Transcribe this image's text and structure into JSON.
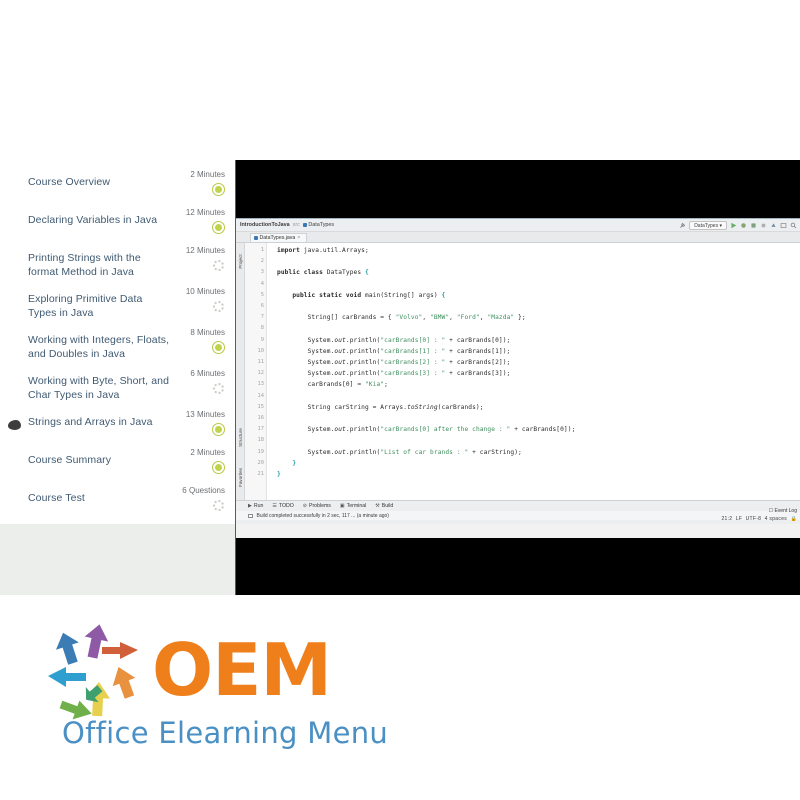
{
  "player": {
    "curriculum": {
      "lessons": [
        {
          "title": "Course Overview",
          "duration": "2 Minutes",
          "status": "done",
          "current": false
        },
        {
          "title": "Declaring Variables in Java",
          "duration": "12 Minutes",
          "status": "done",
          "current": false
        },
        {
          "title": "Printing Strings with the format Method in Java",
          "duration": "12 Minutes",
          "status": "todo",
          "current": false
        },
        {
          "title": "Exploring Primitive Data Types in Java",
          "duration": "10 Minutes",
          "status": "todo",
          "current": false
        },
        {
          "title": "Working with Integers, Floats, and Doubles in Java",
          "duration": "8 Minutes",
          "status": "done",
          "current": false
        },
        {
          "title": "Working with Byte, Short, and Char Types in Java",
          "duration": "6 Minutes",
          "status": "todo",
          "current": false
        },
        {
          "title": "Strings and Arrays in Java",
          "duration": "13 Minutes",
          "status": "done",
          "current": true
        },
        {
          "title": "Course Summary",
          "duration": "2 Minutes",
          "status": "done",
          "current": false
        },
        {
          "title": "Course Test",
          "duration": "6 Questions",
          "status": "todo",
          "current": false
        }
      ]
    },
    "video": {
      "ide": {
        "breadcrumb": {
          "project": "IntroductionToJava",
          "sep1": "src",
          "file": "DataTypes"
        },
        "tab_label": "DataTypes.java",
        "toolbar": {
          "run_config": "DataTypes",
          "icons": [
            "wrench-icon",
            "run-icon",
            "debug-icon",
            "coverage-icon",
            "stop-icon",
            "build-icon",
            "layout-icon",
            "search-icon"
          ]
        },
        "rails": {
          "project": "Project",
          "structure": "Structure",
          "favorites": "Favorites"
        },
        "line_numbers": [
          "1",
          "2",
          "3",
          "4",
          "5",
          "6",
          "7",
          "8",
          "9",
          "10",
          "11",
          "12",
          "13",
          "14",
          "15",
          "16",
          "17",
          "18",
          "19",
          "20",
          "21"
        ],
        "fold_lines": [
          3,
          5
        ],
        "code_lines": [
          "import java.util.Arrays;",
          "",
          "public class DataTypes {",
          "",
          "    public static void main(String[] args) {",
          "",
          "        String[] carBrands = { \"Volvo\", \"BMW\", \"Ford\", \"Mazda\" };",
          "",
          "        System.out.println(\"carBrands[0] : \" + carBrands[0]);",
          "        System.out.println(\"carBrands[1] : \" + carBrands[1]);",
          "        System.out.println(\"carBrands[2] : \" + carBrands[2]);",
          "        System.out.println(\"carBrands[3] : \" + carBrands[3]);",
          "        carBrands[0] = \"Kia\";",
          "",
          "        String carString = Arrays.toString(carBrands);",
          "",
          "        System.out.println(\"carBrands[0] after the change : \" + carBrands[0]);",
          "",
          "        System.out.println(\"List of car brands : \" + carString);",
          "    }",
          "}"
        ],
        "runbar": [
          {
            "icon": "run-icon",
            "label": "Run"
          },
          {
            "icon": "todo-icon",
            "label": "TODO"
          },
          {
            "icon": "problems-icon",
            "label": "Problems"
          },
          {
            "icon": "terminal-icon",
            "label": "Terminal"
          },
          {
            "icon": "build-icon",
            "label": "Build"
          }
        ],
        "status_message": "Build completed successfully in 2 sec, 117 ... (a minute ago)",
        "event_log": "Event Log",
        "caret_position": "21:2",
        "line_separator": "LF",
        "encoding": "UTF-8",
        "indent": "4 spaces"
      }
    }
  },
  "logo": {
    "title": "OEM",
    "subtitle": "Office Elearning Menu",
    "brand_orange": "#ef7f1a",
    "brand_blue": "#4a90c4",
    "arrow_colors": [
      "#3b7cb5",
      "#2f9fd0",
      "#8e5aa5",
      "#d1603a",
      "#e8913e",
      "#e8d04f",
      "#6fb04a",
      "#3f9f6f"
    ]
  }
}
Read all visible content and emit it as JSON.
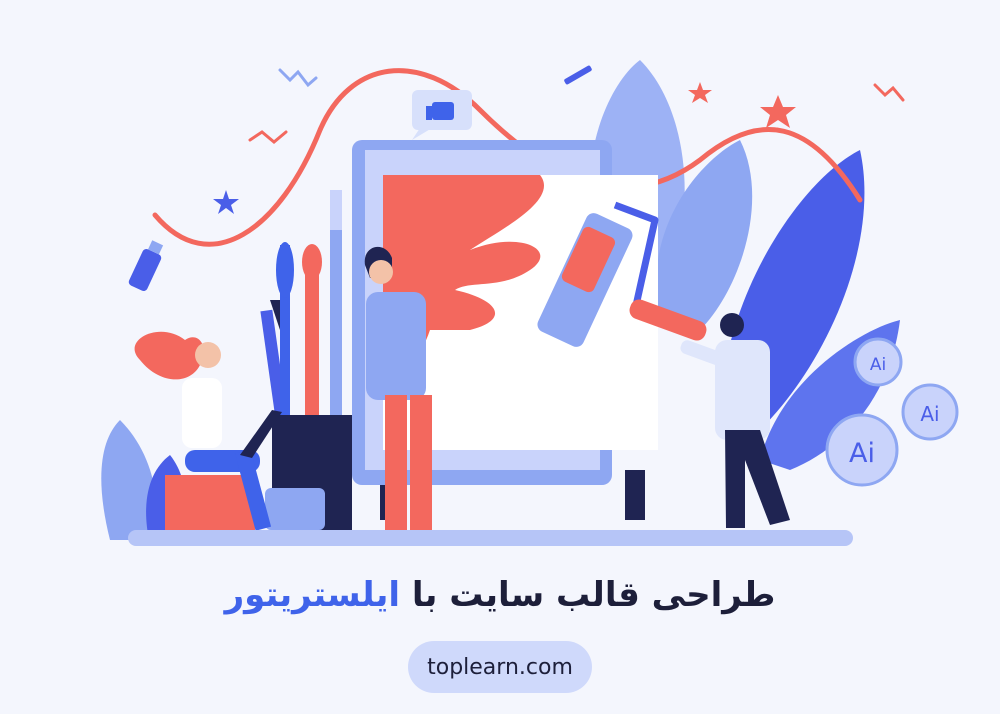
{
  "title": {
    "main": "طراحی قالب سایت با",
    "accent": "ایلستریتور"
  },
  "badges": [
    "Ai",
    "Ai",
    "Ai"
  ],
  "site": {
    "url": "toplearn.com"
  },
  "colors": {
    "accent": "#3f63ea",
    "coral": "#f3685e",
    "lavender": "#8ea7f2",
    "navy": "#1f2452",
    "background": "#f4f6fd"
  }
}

═══

TO BE DONE:
Look through the data above. Find each line with the string "main" and copy it.

COMPLETE ANSWER:
          "    public static void main(String[] args) {",
    "main": "طراحی قالب سایت با",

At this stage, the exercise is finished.